▶ Job: Each record below is to be reproduced without any change.

** start of Record set **

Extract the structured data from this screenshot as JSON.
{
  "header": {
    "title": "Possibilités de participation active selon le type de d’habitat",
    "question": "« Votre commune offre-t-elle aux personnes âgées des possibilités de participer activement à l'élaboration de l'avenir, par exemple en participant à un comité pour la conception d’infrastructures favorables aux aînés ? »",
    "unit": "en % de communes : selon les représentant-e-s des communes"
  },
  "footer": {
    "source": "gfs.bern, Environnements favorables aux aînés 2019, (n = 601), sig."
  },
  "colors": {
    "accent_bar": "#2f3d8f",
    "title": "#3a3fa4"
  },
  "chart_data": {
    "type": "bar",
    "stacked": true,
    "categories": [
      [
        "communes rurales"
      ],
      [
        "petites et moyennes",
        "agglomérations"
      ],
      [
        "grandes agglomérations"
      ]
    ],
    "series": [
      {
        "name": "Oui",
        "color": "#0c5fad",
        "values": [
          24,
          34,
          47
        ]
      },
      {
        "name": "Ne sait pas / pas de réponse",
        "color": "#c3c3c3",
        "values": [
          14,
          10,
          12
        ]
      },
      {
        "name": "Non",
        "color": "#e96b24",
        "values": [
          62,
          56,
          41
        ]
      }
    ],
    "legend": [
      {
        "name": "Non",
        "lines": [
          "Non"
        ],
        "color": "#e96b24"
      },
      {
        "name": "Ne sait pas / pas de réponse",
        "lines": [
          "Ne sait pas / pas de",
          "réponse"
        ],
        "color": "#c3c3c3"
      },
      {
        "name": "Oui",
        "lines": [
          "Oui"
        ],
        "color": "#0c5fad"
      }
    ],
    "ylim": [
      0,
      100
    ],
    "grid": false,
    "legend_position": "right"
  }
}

** end of Record set **

▶ Worked answer:
Extract the structured data from this screenshot as JSON.
{
  "header": {
    "title": "Possibilités de participation active selon le type de d’habitat",
    "question": "« Votre commune offre-t-elle aux personnes âgées des possibilités de participer activement à l'élaboration de l'avenir, par exemple en participant à un comité pour la conception d’infrastructures favorables aux aînés ? »",
    "unit": "en % de communes : selon les représentant-e-s des communes"
  },
  "footer": {
    "source": "gfs.bern, Environnements favorables aux aînés 2019, (n = 601), sig."
  },
  "colors": {
    "accent_bar": "#2f3d8f",
    "title": "#3a3fa4"
  },
  "chart_data": {
    "type": "bar",
    "stacked": true,
    "categories": [
      [
        "communes rurales"
      ],
      [
        "petites et moyennes",
        "agglomérations"
      ],
      [
        "grandes agglomérations"
      ]
    ],
    "series": [
      {
        "name": "Oui",
        "color": "#0c5fad",
        "values": [
          24,
          34,
          47
        ]
      },
      {
        "name": "Ne sait pas / pas de réponse",
        "color": "#c3c3c3",
        "values": [
          14,
          10,
          12
        ]
      },
      {
        "name": "Non",
        "color": "#e96b24",
        "values": [
          62,
          56,
          41
        ]
      }
    ],
    "legend": [
      {
        "name": "Non",
        "lines": [
          "Non"
        ],
        "color": "#e96b24"
      },
      {
        "name": "Ne sait pas / pas de réponse",
        "lines": [
          "Ne sait pas / pas de",
          "réponse"
        ],
        "color": "#c3c3c3"
      },
      {
        "name": "Oui",
        "lines": [
          "Oui"
        ],
        "color": "#0c5fad"
      }
    ],
    "ylim": [
      0,
      100
    ],
    "grid": false,
    "legend_position": "right"
  }
}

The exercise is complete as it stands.